Records for the task –
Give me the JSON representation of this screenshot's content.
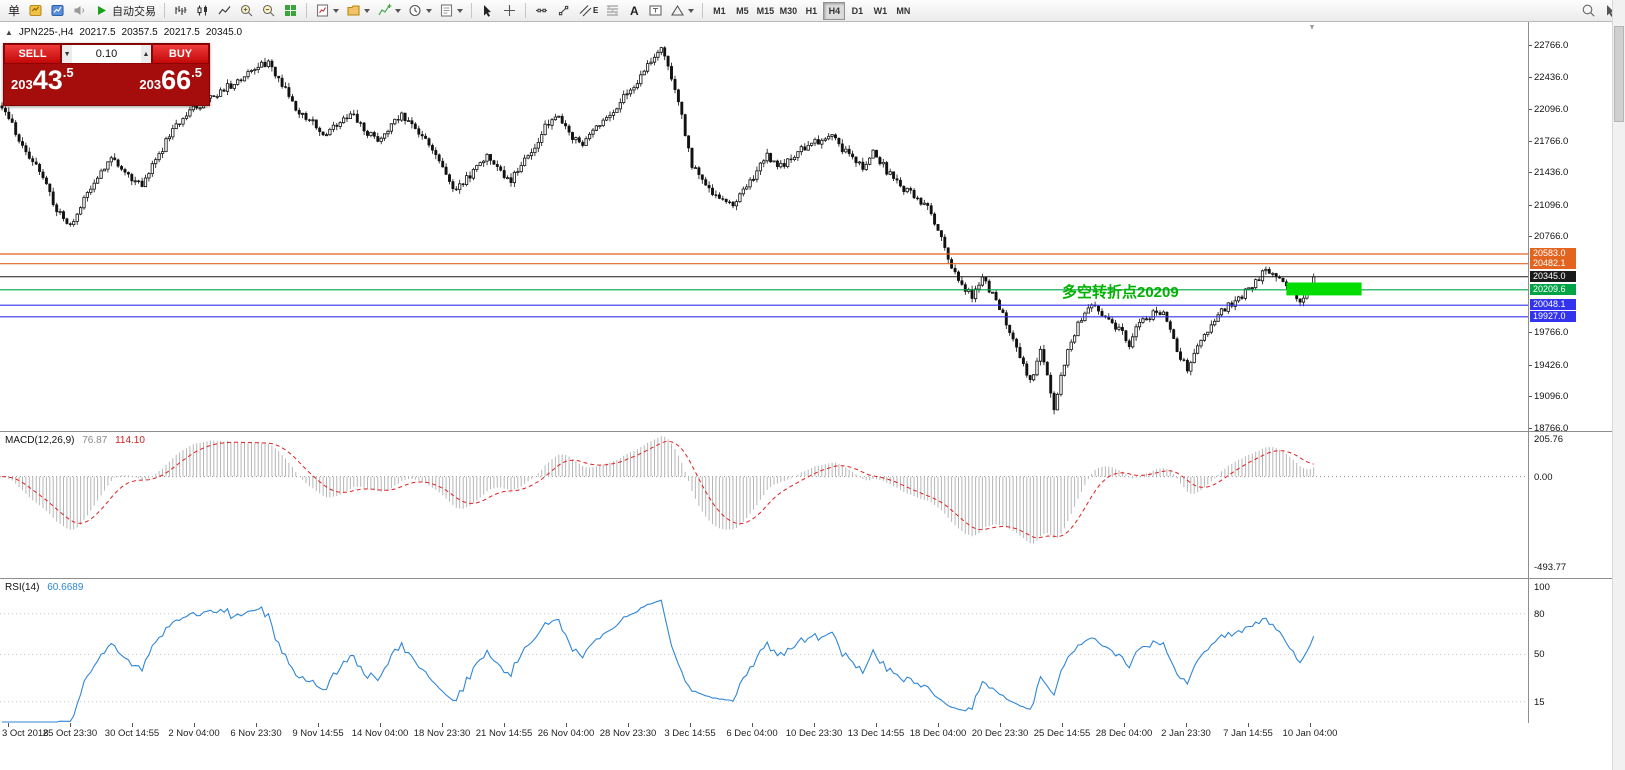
{
  "toolbar": {
    "menu_char": "单",
    "autotrading": "自动交易",
    "text_tool": "A",
    "channel_tool": "E",
    "timeframes": [
      "M1",
      "M5",
      "M15",
      "M30",
      "H1",
      "H4",
      "D1",
      "W1",
      "MN"
    ],
    "active_timeframe": "H4"
  },
  "price_panel": {
    "header": {
      "collapse": "▲",
      "symbol": "JPN225-,H4",
      "o": "20217.5",
      "h": "20357.5",
      "l": "20217.5",
      "c": "20345.0"
    },
    "trade": {
      "sell": "SELL",
      "buy": "BUY",
      "volume": "0.10",
      "sell_price": {
        "small": "203",
        "big": "43",
        "frac": ".5"
      },
      "buy_price": {
        "small": "203",
        "big": "66",
        "frac": ".5"
      }
    },
    "annotation": "多空转折点20209",
    "levels": [
      {
        "value": 20583.0,
        "tag": "20583.0",
        "color": "#e3641f"
      },
      {
        "value": 20482.1,
        "tag": "20482.1",
        "color": "#e3641f"
      },
      {
        "value": 20345.0,
        "tag": "20345.0",
        "color": "#1a1a1a"
      },
      {
        "value": 20209.6,
        "tag": "20209.6",
        "color": "#00a447"
      },
      {
        "value": 20048.1,
        "tag": "20048.1",
        "color": "#3333ee"
      },
      {
        "value": 19927.0,
        "tag": "19927.0",
        "color": "#3333ee"
      }
    ],
    "rectangle": {
      "color": "#00dd00",
      "price_top": 20285,
      "price_bottom": 20150,
      "bar_from": 376,
      "bar_to": 398
    }
  },
  "macd_panel": {
    "label": "MACD(12,26,9)",
    "main_value": "76.87",
    "signal_value": "114.10",
    "axis_values": [
      205.76,
      0.0,
      -493.77
    ],
    "axis_texts": [
      "205.76",
      "0.00",
      "-493.77"
    ]
  },
  "rsi_panel": {
    "label": "RSI(14)",
    "value": "60.6689",
    "axis_values": [
      100,
      80,
      50,
      15
    ],
    "level_lines": [
      80,
      50,
      15
    ]
  },
  "chart_data": {
    "type": "candlestick",
    "symbol": "JPN225-",
    "timeframe": "H4",
    "bars": 385,
    "price_axis_range": [
      18745,
      22985
    ],
    "y_axis_labels": [
      22766,
      22436,
      22096,
      21766,
      21436,
      21096,
      20766,
      19766,
      19426,
      19096,
      18766
    ],
    "x_axis_labels": [
      "3 Oct 2018",
      "25 Oct 23:30",
      "30 Oct 14:55",
      "2 Nov 04:00",
      "6 Nov 23:30",
      "9 Nov 14:55",
      "14 Nov 04:00",
      "18 Nov 23:30",
      "21 Nov 14:55",
      "26 Nov 04:00",
      "28 Nov 23:30",
      "3 Dec 14:55",
      "6 Dec 04:00",
      "10 Dec 23:30",
      "13 Dec 14:55",
      "18 Dec 04:00",
      "20 Dec 23:30",
      "25 Dec 14:55",
      "28 Dec 04:00",
      "2 Jan 23:30",
      "7 Jan 14:55",
      "10 Jan 04:00"
    ],
    "trajectory_anchors": [
      [
        0,
        22120
      ],
      [
        4,
        21850
      ],
      [
        10,
        21500
      ],
      [
        16,
        21050
      ],
      [
        20,
        20850
      ],
      [
        25,
        21250
      ],
      [
        29,
        21450
      ],
      [
        32,
        21620
      ],
      [
        37,
        21400
      ],
      [
        41,
        21300
      ],
      [
        45,
        21550
      ],
      [
        50,
        21900
      ],
      [
        54,
        22050
      ],
      [
        59,
        22150
      ],
      [
        63,
        22250
      ],
      [
        67,
        22350
      ],
      [
        73,
        22480
      ],
      [
        78,
        22600
      ],
      [
        82,
        22350
      ],
      [
        86,
        22100
      ],
      [
        91,
        21950
      ],
      [
        94,
        21800
      ],
      [
        98,
        21950
      ],
      [
        102,
        22050
      ],
      [
        107,
        21850
      ],
      [
        110,
        21750
      ],
      [
        114,
        21950
      ],
      [
        117,
        22050
      ],
      [
        121,
        21900
      ],
      [
        126,
        21650
      ],
      [
        130,
        21400
      ],
      [
        133,
        21250
      ],
      [
        138,
        21450
      ],
      [
        142,
        21600
      ],
      [
        146,
        21450
      ],
      [
        149,
        21350
      ],
      [
        154,
        21600
      ],
      [
        158,
        21850
      ],
      [
        162,
        22050
      ],
      [
        167,
        21800
      ],
      [
        170,
        21700
      ],
      [
        174,
        21900
      ],
      [
        179,
        22100
      ],
      [
        183,
        22250
      ],
      [
        187,
        22450
      ],
      [
        192,
        22680
      ],
      [
        193,
        22750
      ],
      [
        196,
        22400
      ],
      [
        199,
        22000
      ],
      [
        202,
        21500
      ],
      [
        205,
        21350
      ],
      [
        209,
        21200
      ],
      [
        214,
        21100
      ],
      [
        220,
        21400
      ],
      [
        224,
        21600
      ],
      [
        228,
        21500
      ],
      [
        233,
        21650
      ],
      [
        237,
        21750
      ],
      [
        243,
        21800
      ],
      [
        247,
        21650
      ],
      [
        252,
        21500
      ],
      [
        255,
        21650
      ],
      [
        259,
        21450
      ],
      [
        263,
        21300
      ],
      [
        268,
        21150
      ],
      [
        271,
        21050
      ],
      [
        275,
        20800
      ],
      [
        278,
        20450
      ],
      [
        281,
        20250
      ],
      [
        284,
        20150
      ],
      [
        287,
        20320
      ],
      [
        290,
        20150
      ],
      [
        293,
        19950
      ],
      [
        296,
        19700
      ],
      [
        299,
        19400
      ],
      [
        301,
        19250
      ],
      [
        304,
        19550
      ],
      [
        306,
        19300
      ],
      [
        308,
        18950
      ],
      [
        310,
        19300
      ],
      [
        313,
        19700
      ],
      [
        316,
        19900
      ],
      [
        319,
        20050
      ],
      [
        322,
        19900
      ],
      [
        325,
        19850
      ],
      [
        328,
        19750
      ],
      [
        330,
        19650
      ],
      [
        333,
        19850
      ],
      [
        337,
        19950
      ],
      [
        340,
        20000
      ],
      [
        342,
        19800
      ],
      [
        345,
        19500
      ],
      [
        347,
        19400
      ],
      [
        350,
        19600
      ],
      [
        353,
        19800
      ],
      [
        356,
        19950
      ],
      [
        359,
        20050
      ],
      [
        362,
        20100
      ],
      [
        364,
        20200
      ],
      [
        367,
        20300
      ],
      [
        370,
        20430
      ],
      [
        373,
        20350
      ],
      [
        376,
        20250
      ],
      [
        379,
        20130
      ],
      [
        381,
        20100
      ],
      [
        383,
        20250
      ],
      [
        384,
        20345
      ]
    ],
    "indicators": [
      {
        "type": "MACD",
        "params": [
          12,
          26,
          9
        ],
        "shown_values": [
          76.87,
          114.1
        ],
        "axis_labels": [
          205.76,
          0.0,
          -493.77
        ]
      },
      {
        "type": "RSI",
        "params": [
          14
        ],
        "shown_value": 60.6689,
        "levels": [
          80,
          50,
          15
        ]
      }
    ],
    "overlays": {
      "horizontal_lines": [
        20583.0,
        20482.1,
        20345.0,
        20209.6,
        20048.1,
        19927.0
      ],
      "annotation_text": "多空转折点20209",
      "rectangle_price_range": [
        20150,
        20285
      ]
    }
  }
}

Exercise objective – Identify all lines where the word "type" shows up. Copy them.

Response –
    "type": "candlestick",
        "type": "MACD",
        "type": "RSI",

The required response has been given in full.